*EXERCISE GOAL*. Please reproduce the listing below word for word, starting from its first line and stopping after the line that contains "row-select-checkbox[interactable] bbox=[85, 348, 101, 364]", including that line.

*MATERIAL FOR THIS EXERCISE*.
"""
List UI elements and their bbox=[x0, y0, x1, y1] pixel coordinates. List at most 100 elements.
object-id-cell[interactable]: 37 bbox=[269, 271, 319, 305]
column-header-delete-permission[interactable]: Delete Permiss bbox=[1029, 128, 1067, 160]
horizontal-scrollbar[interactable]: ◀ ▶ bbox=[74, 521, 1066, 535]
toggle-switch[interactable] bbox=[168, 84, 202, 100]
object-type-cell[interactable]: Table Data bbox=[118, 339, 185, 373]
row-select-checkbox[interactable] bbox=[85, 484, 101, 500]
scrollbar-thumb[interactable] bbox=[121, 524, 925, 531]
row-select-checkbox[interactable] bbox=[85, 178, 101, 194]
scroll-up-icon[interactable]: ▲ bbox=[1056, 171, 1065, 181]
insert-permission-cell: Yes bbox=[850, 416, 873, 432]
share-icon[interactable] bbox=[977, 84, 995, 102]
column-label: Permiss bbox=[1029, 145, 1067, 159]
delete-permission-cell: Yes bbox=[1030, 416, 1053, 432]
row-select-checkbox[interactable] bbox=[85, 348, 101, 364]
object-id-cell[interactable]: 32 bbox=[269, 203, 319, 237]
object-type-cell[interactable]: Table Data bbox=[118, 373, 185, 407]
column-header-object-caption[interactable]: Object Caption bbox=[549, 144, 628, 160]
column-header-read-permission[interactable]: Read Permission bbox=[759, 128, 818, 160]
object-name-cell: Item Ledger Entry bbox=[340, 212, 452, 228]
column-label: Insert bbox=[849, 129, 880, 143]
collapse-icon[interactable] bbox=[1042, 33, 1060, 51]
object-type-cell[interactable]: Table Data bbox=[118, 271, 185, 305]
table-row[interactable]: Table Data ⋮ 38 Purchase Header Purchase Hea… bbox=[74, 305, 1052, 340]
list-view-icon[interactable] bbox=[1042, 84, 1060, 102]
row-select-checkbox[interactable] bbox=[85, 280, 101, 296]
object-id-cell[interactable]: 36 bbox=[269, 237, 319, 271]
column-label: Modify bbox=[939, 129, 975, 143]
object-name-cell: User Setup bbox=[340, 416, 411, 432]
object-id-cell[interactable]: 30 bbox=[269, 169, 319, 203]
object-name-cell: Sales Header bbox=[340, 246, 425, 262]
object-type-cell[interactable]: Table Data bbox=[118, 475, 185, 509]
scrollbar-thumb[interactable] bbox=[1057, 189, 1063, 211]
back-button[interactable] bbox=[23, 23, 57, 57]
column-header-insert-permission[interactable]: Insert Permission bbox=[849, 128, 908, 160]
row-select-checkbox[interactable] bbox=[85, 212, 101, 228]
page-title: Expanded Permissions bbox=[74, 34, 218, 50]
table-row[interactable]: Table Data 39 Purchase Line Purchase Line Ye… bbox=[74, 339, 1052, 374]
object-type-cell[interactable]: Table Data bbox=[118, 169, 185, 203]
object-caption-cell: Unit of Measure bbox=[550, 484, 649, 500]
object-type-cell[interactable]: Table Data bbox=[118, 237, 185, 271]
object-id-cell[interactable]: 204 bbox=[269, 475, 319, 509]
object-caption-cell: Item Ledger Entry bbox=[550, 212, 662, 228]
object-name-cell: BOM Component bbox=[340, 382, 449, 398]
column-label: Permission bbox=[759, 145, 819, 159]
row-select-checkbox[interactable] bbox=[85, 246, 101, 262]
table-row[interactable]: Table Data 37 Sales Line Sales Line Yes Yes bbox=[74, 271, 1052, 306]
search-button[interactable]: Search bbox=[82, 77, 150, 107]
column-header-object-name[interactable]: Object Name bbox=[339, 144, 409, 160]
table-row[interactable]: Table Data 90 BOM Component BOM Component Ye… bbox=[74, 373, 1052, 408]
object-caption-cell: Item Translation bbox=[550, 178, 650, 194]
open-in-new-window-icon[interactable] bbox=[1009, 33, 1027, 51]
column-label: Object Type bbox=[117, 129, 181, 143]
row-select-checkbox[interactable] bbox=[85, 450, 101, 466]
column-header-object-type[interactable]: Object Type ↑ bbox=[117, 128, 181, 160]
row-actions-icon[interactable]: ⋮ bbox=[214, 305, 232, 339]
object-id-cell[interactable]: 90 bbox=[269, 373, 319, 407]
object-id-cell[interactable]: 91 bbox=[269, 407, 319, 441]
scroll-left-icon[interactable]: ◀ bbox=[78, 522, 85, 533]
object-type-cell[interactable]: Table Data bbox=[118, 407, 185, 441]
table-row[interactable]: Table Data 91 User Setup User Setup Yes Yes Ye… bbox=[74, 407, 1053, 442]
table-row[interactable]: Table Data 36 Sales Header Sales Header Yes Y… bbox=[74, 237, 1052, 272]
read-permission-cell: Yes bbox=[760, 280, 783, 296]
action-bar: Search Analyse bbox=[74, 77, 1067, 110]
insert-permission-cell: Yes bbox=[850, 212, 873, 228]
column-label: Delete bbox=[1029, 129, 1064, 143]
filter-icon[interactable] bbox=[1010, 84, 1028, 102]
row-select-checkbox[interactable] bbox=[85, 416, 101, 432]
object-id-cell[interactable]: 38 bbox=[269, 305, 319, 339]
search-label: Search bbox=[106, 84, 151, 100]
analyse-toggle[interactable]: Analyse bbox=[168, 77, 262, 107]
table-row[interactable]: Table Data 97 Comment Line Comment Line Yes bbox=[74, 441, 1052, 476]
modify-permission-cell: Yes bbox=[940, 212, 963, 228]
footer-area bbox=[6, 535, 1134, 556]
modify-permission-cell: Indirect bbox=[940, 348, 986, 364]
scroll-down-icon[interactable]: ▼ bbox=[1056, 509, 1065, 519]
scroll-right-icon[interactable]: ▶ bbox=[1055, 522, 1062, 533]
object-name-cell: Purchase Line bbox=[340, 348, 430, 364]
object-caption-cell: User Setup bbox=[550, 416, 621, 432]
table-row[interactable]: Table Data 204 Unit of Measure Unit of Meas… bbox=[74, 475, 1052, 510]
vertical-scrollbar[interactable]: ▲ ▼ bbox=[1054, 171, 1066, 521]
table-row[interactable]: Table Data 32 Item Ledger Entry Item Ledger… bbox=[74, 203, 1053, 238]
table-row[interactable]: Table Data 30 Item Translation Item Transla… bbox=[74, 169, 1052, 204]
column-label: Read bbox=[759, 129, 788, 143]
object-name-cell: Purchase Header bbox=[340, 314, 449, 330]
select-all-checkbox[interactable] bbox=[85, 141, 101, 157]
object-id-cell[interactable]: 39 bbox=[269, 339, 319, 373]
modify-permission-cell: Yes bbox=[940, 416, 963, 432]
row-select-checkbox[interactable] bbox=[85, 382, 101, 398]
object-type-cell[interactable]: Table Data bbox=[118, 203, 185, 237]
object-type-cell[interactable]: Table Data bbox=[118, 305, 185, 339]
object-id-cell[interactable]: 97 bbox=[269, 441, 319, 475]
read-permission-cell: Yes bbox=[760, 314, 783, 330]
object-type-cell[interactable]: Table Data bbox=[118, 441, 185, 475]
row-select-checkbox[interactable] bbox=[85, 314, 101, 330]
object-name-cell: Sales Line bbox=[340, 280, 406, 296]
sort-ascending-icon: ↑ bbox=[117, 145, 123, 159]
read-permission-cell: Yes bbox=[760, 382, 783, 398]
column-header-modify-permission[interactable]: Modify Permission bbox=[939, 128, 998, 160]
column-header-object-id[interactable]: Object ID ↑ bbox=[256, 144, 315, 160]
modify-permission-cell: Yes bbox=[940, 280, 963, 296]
"""
*TASK RESULT*.
List UI elements and their bbox=[x0, y0, x1, y1] pixel coordinates. List at most 100 elements.
object-id-cell[interactable]: 37 bbox=[269, 271, 319, 305]
column-header-delete-permission[interactable]: Delete Permiss bbox=[1029, 128, 1067, 160]
horizontal-scrollbar[interactable]: ◀ ▶ bbox=[74, 521, 1066, 535]
toggle-switch[interactable] bbox=[168, 84, 202, 100]
object-type-cell[interactable]: Table Data bbox=[118, 339, 185, 373]
row-select-checkbox[interactable] bbox=[85, 484, 101, 500]
scrollbar-thumb[interactable] bbox=[121, 524, 925, 531]
row-select-checkbox[interactable] bbox=[85, 178, 101, 194]
scroll-up-icon[interactable]: ▲ bbox=[1056, 171, 1065, 181]
insert-permission-cell: Yes bbox=[850, 416, 873, 432]
share-icon[interactable] bbox=[977, 84, 995, 102]
column-label: Permiss bbox=[1029, 145, 1067, 159]
delete-permission-cell: Yes bbox=[1030, 416, 1053, 432]
row-select-checkbox[interactable] bbox=[85, 348, 101, 364]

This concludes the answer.